TEXT SECTION

+--

After Sarah dies, Isaac seeks a wife for his lonely father and brings back Keturah, the woman some sages identify as Hagar.

Curated by Arthur · Told by Maggid ·
Table of Contents
  1. The Son Walked Back to the Well
  2. Hagar Came Back with Another Name
  3. The Incense Rose from an Old Wound
  4. Six Sons Filled the Tents
  5. The Addition Was Greater Than the First

Isaac had not forgotten the road to Beer-lahai-roi.

The well stood in the wilderness with an old name on it, the name given when an angel found a cast-out woman and promised that her son would live. Years had passed. Sarah was gone. Rebecca had crossed the threshold into her tent. Isaac had tasted the strange comfort of a house no longer hollow. Then he looked at his father.

Abraham was old, but not finished. The fire that had carried him out of Haran still burned low in him. He had buried Sarah in the cave of Machpelah. He had arranged Isaac's marriage. He had watched Rebecca enter Sarah's tent. Only after the son had been settled did the father stand alone.

The Son Walked Back to the Well

Isaac could have left Abraham to his grief. He did not. The same son who had once lain bound on the altar now carried another kind of duty. His own house had been restored, and that made his father's emptiness sharper, not easier to ignore.

He went toward Beer-lahai-roi, the well of the Living One who sees. It was not a random place. That well had heard Hagar's sobs when she was pregnant and running from Sarah. It had stood near the road where an angel told her to return. Later, when she and Ishmael were driven out again, another angel opened her eyes to water before the boy died of thirst.

At the well, old wounds had names.

If the woman waiting there was Hagar, then Isaac's errand was a dangerous mercy. He was not only finding a wife for Abraham. He was walking into the place where his own household had broken another woman. He was bringing back the mother of Ishmael, the woman whose suffering had been tied to his own birth from the beginning.

Hagar Came Back with Another Name

The Torah calls her Keturah, and the sages heard fragrance in the name. Ketoret, incense. A scent that rises straight, sweet, and undivided before Heaven. Hagar had gone out with shame on her back, but the name Keturah does not smell like shame. It smells like something preserved.

She had not vanished into the wilderness. She had lived. She had raised Ishmael. She had endured the bitter freedom of a woman sent away from a house that once needed her and then feared her. If the sages are right that she kept herself from every other man, then her waiting was not weakness. It was a sealed door. It was a body that refused to become spoil in another household's story.

Abraham took her again.

+--

Items from a dataset
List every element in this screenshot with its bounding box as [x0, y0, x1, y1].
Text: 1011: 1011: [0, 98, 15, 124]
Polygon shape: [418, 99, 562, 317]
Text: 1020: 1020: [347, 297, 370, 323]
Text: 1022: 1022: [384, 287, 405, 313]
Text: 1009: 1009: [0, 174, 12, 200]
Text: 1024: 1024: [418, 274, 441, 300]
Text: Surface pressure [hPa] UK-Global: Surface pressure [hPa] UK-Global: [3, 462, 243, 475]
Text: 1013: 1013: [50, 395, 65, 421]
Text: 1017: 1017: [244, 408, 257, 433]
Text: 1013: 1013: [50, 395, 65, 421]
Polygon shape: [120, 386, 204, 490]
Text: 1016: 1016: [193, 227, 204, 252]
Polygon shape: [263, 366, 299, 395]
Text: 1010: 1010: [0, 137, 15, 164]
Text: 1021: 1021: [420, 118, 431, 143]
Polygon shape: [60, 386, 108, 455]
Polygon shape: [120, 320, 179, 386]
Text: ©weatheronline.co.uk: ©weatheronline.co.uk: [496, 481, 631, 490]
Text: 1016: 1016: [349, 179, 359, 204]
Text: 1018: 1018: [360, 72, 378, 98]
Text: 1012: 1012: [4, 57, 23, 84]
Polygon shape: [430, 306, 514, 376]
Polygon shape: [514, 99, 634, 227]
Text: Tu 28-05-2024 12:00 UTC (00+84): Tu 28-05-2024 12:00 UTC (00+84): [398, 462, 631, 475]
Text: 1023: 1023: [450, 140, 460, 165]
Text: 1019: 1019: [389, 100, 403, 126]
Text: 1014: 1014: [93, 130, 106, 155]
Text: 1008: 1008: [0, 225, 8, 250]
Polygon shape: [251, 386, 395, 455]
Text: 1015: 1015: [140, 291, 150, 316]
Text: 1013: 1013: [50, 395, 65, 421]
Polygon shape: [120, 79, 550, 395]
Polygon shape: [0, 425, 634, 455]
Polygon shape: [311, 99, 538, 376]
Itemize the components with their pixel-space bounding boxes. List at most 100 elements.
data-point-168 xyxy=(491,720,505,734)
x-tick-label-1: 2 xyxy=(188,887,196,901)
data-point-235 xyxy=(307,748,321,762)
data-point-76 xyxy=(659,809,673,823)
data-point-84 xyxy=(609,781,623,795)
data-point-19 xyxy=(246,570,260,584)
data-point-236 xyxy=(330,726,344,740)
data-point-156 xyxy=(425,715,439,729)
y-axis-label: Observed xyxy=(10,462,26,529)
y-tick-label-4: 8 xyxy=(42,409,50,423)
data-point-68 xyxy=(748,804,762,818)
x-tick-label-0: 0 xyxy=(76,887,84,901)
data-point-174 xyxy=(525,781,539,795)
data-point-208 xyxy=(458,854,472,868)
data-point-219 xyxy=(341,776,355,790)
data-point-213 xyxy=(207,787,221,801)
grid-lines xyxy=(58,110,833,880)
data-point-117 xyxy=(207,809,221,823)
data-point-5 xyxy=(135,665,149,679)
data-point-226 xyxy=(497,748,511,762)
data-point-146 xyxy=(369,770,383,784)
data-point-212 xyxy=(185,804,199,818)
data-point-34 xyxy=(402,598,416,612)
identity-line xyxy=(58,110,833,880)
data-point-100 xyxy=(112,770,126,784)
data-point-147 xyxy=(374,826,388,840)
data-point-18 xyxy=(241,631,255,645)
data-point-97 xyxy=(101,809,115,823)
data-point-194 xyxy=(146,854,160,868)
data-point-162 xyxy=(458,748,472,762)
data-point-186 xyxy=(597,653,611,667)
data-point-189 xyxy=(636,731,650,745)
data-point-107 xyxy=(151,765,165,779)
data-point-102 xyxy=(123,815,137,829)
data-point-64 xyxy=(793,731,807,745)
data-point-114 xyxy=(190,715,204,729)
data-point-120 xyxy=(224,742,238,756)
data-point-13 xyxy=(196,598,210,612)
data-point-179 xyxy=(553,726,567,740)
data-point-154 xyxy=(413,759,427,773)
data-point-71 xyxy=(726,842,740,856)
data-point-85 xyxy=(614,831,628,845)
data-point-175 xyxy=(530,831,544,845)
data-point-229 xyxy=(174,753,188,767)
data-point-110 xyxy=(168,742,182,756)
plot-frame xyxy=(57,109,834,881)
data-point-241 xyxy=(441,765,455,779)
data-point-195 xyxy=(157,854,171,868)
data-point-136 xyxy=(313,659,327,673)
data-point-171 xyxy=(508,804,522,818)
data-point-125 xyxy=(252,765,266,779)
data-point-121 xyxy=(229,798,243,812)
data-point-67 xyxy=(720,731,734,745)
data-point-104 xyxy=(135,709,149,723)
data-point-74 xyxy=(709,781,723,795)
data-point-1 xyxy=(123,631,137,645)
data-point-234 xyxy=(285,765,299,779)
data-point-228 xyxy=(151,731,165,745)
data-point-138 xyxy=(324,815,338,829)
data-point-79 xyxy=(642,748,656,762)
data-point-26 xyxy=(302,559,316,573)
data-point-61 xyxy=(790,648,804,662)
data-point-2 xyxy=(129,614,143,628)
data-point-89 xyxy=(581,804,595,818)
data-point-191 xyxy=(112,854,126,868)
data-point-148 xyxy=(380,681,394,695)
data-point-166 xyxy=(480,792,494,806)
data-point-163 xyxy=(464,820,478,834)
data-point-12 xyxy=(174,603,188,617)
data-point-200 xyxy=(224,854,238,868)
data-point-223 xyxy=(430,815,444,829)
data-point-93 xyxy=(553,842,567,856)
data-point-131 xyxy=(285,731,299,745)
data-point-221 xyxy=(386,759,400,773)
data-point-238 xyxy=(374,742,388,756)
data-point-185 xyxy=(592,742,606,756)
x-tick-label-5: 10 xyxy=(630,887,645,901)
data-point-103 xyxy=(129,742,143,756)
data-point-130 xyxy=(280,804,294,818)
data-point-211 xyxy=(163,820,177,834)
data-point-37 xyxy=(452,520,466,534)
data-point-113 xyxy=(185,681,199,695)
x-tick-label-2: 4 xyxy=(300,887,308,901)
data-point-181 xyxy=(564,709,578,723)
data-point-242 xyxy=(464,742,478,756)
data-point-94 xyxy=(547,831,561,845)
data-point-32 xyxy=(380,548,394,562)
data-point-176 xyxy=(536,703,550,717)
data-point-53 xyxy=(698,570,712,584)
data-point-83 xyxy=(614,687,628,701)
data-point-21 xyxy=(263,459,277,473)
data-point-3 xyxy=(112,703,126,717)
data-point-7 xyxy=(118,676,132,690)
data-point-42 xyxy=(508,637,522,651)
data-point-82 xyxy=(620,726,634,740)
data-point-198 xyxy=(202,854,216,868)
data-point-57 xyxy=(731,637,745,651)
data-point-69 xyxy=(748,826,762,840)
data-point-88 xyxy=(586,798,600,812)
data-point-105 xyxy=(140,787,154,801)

+--

TASK GOAL
Return the Keturah passage from "After Sarah dies, Isaac" to "road to Beer-lahai-roi.", copying every word without change. This material was drawn from a separate source.

SOLUTION
After Sarah dies, Isaac seeks a wife for his lonely father and brings back Keturah, the woman some sages identify as Hagar.

Curated by Arthur · Told by Maggid ·
Table of Contents
  1. The Son Walked Back to the Well
  2. Hagar Came Back with Another Name
  3. The Incense Rose from an Old Wound
  4. Six Sons Filled the Tents
  5. The Addition Was Greater Than the First

Isaac had not forgotten the road to Beer-lahai-roi.